■ TO BE DONE ■
Locate the lines of the listing below that hold "title", then copy each of them.

■ STORED DATA ■
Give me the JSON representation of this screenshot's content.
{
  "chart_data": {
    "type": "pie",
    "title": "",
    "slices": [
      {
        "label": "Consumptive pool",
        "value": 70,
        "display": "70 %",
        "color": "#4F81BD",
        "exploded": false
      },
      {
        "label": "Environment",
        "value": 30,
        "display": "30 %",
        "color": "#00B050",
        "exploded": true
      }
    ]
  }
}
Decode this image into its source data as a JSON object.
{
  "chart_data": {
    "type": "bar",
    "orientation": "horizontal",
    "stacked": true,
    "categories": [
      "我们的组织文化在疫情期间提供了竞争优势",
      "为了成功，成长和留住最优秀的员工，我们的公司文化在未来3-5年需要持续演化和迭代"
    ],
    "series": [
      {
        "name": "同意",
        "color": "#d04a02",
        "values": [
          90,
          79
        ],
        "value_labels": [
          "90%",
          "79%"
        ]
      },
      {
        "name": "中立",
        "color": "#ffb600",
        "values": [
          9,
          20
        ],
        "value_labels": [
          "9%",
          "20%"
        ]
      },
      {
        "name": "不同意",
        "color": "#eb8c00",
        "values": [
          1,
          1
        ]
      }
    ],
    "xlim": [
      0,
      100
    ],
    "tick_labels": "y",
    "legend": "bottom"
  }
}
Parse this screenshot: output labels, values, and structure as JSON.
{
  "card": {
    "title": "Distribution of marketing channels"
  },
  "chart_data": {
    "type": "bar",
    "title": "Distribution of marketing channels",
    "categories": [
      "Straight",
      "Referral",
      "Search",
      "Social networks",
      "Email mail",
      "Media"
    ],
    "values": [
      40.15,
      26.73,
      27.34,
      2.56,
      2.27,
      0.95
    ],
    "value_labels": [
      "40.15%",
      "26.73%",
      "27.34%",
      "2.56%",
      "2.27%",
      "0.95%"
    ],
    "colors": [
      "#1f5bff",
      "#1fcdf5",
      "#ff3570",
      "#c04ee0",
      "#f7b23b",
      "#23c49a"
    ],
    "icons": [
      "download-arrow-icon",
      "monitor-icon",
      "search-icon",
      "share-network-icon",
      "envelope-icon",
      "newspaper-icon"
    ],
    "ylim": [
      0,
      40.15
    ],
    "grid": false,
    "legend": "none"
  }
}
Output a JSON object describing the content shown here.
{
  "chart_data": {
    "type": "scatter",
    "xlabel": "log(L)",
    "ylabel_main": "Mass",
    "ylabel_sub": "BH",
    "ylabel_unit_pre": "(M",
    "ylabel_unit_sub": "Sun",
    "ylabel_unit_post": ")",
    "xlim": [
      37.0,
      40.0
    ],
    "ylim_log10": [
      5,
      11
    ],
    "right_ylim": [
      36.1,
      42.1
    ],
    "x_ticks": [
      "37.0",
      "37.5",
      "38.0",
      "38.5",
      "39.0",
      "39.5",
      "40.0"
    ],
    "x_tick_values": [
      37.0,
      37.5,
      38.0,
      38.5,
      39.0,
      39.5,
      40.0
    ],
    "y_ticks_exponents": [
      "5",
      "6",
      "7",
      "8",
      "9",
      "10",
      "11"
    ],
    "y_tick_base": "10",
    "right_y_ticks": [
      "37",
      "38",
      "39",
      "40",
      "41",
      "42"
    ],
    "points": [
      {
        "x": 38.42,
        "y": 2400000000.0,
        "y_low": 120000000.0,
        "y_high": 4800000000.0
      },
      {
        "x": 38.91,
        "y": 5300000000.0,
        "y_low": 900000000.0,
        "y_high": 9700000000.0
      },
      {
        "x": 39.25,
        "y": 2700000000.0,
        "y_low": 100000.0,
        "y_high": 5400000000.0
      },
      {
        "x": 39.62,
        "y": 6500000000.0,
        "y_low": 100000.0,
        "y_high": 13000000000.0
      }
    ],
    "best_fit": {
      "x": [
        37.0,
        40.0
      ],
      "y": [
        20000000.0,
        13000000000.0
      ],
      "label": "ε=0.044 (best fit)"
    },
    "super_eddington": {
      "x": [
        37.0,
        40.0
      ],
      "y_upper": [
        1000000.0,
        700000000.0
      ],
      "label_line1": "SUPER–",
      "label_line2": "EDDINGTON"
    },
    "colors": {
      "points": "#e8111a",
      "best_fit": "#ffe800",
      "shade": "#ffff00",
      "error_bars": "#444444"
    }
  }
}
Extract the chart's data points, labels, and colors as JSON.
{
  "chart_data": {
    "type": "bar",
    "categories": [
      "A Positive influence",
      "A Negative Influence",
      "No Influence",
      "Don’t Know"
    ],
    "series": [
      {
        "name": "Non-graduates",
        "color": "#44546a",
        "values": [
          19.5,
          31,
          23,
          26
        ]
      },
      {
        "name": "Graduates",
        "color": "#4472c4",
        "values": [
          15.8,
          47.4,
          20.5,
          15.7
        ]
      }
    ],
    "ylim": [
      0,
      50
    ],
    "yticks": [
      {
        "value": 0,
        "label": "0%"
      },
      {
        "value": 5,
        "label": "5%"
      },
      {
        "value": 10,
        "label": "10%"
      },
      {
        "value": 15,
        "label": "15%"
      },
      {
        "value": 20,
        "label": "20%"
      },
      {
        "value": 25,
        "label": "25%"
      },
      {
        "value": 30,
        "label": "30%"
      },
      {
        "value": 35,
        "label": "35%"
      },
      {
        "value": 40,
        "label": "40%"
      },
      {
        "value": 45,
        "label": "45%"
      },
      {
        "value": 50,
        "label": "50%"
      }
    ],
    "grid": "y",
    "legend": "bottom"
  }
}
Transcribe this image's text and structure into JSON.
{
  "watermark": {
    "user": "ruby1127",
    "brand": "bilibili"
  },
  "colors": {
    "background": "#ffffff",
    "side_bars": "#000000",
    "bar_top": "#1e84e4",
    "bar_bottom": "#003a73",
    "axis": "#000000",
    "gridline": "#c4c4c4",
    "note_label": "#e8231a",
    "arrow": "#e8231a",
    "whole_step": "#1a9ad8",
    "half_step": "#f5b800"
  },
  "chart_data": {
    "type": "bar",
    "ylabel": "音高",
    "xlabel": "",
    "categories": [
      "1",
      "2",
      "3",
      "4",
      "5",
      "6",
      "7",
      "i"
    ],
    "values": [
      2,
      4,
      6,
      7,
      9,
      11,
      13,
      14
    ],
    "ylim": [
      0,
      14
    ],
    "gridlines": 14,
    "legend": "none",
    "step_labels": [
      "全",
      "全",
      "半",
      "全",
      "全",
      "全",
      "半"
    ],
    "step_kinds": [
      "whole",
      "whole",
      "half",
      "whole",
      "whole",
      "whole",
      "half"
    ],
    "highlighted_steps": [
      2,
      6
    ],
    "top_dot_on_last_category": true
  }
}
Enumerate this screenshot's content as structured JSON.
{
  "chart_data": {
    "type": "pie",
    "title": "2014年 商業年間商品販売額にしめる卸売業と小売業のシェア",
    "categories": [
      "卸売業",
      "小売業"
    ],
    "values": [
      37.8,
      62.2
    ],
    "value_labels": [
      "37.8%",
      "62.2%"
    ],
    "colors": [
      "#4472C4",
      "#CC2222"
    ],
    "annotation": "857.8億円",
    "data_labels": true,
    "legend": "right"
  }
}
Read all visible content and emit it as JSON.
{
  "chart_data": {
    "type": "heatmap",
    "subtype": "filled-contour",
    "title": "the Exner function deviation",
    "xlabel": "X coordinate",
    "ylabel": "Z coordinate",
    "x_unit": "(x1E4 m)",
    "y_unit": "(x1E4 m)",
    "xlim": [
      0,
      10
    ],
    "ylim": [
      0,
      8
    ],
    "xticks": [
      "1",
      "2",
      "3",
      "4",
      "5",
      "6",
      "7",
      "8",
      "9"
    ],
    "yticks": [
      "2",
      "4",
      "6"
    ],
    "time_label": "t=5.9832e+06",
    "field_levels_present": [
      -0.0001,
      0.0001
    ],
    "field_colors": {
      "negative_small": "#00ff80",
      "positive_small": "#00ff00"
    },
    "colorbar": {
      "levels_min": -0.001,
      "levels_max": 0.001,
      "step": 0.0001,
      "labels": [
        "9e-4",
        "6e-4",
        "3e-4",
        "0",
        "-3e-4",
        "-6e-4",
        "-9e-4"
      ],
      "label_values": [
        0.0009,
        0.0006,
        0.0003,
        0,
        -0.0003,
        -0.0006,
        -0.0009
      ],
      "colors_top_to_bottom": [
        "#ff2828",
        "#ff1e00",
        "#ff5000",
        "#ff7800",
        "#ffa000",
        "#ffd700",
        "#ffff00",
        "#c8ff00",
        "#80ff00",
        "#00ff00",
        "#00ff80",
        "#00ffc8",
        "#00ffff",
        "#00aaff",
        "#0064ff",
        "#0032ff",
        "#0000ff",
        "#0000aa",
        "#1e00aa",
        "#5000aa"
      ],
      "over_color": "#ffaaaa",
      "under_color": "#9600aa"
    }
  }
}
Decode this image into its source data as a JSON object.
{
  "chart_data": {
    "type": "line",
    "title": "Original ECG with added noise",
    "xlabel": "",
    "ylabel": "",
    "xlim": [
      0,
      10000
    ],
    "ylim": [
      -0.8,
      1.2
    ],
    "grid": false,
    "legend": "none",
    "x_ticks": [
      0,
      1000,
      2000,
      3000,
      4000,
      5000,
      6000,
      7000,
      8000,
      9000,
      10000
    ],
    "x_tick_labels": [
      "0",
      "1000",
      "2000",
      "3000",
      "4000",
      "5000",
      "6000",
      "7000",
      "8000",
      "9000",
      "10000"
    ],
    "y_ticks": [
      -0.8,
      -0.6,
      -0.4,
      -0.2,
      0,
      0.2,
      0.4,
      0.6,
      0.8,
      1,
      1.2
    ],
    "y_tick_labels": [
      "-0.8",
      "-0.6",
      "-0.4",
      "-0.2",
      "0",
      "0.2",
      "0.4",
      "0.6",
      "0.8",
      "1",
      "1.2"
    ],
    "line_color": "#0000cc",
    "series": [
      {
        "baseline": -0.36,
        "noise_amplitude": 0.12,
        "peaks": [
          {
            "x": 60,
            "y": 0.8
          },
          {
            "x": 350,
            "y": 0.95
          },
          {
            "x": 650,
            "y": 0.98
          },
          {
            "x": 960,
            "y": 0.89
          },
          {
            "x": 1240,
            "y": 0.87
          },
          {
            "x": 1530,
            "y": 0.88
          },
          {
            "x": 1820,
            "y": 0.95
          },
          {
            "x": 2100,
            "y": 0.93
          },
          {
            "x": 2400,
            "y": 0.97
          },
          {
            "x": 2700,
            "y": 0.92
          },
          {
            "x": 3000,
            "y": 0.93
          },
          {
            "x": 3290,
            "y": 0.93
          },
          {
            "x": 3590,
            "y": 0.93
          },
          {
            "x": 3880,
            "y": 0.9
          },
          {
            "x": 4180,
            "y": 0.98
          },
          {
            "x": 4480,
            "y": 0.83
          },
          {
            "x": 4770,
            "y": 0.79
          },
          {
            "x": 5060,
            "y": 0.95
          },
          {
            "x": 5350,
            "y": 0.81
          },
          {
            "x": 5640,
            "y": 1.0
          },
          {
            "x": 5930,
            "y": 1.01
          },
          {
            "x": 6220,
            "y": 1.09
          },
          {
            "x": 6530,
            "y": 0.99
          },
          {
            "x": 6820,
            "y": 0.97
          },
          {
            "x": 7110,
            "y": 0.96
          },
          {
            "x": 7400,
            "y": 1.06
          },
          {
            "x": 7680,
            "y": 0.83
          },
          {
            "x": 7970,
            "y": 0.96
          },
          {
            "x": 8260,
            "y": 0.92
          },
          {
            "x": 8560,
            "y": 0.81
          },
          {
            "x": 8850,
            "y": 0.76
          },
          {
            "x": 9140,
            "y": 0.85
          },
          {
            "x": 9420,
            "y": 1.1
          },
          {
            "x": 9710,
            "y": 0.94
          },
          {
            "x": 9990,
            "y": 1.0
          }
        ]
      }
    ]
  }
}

■ RESPONSE FOR THIS EXERCISE ■
    "title": "",
    "title": "Distribution of marketing channels"
    "title": "Distribution of marketing channels",
    "title": "2014年 商業年間商品販売額にしめる卸売業と小売業のシェア",
    "title": "the Exner function deviation",
    "title": "Original ECG with added noise",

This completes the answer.